CONSEGNA 1:
Rispondi alle domande usando la recensione del film su Ellsberg e il «Washington Post».
(a) Quale attore interpreta Daniel Ellsberg?
(b) Quanti anni ha oggi Ellsberg?
(c) Chi interpreta Ben Bradlee?
CONSEGNA 2: Riprendi la recensione del film su Ellsberg e il «Washington Post» e proseguila a partire dall'ultima frase riportata.

TESTO DA ANALIZZARE:
□ □ □ □
Il gallese Matthew Rhys, agente Kgb protagonista di The Americans, è un’ottima scelta per il ruolo di Daniel Ellsberg, l’analista militare della RAND Corporation che, dopo aver toccato con mano il disastro nel Sudest asiatico, rivoluzionò l’opinione pubblica rilasciando ai media i Pentagon Papers, lo studio commissionato da McNamara per ricostruire il coinvolgimento politico Usa in Vietnam, a partire dalla fine della seconda guerra mondiale.

Antesignano di Chelsea Manning ed Edward Snowden, Ellsberg (che oggi ha 86 anni ed ha appena pubblicato un libro sul programma nucleare americano, dai Sixties ai nostri giorni) non è però «la storia» di questo film. Spielberg lo liquida infatti poco dopo aver riassunto in un’unica, efficacissima, inquadratura – un istante in cui Ellsberg, la valigetta piena dei documenti segreti, esita davanti alla guardia, prima di uscire per sempre dall’ufficio – il dilemma interiore dell’analista: sul fatto che sia un patriota non ci sono (più) dubbi. È un dato della Storia.

Il film decolla infatti quando Ellsberg esce di scena e il racconto si sposta tra i vertici del «Washington Post» e la sua redazione, ricostruita per gli spettatori già in All The President Men, e nel cui spazio aperto la macchina di Spielberg scorrazza con la stessa dinamica determinazione di quella di Alan Pakula. Mondo maschile, romanticamente «ingrato», a base di inchiostro, camicie stropicciate, notti solitarie passate alla macchina da scrivere e take out da poco, la newsroom del Post è capitanata come una caravella corsara da Ben Bradlee (Tom Hanks, la cui grisaglia una taglia più stretta del dovuto tradisce un’esuberanza da frontiera western che mal tollera il controllo sartoriale della burocrazia).
□ □ □ □
SEZIONE DATI:
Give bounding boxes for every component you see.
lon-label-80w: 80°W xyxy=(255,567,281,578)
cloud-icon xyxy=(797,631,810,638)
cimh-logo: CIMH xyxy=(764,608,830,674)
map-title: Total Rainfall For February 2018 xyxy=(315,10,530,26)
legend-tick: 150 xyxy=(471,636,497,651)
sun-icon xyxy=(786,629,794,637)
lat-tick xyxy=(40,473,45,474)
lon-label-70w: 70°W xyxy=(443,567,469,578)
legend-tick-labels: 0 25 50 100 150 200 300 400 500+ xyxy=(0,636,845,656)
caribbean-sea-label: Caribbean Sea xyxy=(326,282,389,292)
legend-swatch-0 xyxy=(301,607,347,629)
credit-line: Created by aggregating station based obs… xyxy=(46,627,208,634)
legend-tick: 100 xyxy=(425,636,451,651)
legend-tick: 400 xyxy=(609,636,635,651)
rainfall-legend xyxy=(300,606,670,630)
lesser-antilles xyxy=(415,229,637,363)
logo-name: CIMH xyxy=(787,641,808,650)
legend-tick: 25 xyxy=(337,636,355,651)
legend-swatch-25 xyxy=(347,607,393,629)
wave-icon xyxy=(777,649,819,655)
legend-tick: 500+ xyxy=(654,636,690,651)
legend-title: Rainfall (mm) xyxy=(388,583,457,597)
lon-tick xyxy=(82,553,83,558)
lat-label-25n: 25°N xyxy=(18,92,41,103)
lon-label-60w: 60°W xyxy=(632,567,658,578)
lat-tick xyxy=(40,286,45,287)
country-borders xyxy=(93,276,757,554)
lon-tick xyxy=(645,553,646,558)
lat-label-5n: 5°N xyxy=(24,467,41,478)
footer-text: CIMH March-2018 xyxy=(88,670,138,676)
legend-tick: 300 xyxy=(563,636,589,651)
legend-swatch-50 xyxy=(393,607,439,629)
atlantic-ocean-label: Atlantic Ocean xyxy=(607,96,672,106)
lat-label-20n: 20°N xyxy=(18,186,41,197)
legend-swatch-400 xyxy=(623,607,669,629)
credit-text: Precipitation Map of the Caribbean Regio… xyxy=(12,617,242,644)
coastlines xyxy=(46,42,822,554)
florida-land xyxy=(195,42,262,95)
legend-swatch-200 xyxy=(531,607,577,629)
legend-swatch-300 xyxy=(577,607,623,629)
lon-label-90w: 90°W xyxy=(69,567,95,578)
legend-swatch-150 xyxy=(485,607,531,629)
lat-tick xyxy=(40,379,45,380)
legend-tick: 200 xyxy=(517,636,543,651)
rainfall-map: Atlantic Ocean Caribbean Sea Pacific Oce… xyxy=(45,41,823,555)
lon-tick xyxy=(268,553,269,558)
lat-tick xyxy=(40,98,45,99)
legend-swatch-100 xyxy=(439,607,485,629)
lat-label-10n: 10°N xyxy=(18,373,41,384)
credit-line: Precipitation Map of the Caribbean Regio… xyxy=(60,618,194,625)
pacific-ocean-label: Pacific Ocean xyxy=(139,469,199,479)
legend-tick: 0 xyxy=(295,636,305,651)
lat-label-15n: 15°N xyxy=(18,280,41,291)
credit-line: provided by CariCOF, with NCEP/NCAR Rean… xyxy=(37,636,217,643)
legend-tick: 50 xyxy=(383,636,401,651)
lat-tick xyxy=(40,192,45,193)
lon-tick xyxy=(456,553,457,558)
□ □ □ □
SPAZIO RISPOSTA 1:
(a) Matthew Rhys.
(b) 86 anni.
(c) Tom Hanks.

SPAZIO RISPOSTA 2:
Ma il vero padrone è un altro. Anzi, un’altra. Virtualmente invisibile in Tutti gli uomini del presidente, la proprietaria del «Washington Post», Katharine Graham è la protagonista della parabola che vuole raccontare Spielberg, un’avventura di riscossa femminile e di trionfo del free speech attuale nell’America di Donald Trump come in quella di Richard Nixon.

Figlia del finanziere repubblicano Eugene Meyer che, nel 1933, aveva acquistato il quotidiano della capitale a un’asta post bancarotta, Graham era stata sorpassata alla successione del Post a favore di suo marito, Phil Graham. Nella sua autobiografia e in parecchie interviste concesse negli anni, lei ha dichiarato di non aver mai preso la scelta di suo padre come uno sgarro, bensì come una mossa logica.

Fu il destino a riparare l’ingiustizia quando, dopo il suicidio del consorte, Graham si trovò suo malgrado, e improvvisamente, alle redini della testata. Streep, nei panni della prima donna ad entrare nei Fortune 500, e la cui dirigenza rese possibile l’exploit giornalistico del Watergate, ce la presenta inizialmente un po’ esitante. I boys del Cda la trattano con l’indulgenza che si usa per una doyenne dei salotti democratici che, giornalisticamente parlando, può aspirare al massimo a un redesign del supplemento Style.

Quello che Spielberg tesse tra la finto-sprovveduta signora e il suo burbero, rompicollo, direttore Bradlee, è un pas-de-deux raffinato che si movimenta quando, dopo che un’ingiunzione legale impedisce al «New York Times» di continuare la pubblicazione dei Pentagoni Papers, il Post deve decidere se andare avanti o no. In gioco, tuona il coro di Cassandre al Cda, è l’imminente ingresso del Post su Wall Street, l’appoggio delle banche. Ma è a un’altra reputazione che Graham sta pensando. Sarà lei la più lungimirante, anche se sulle scale della Corte Suprema, dopo una vittoria storica del primo emendamento, tutti vogliono parlare solo con il padrone del «NY Times», Arthur Sulzberger.

Spielberg chiude questo suo romanzo di formazione con un’inquadratura sulla Casa bianca. La voce che proviene dall’interno è quella di Nixon, che ordina la messa al bando del «Washington Post». Potrebbe essere una classica tirata anti-media di Trump. E il film si chiude sullo stacco successivo: tre finestre illuminate in un palazzo d’uffici. «Pronto, polizia? Credo sia in corso un break in al Watergate». Un semplice auspicio, o una profezia per il 2018?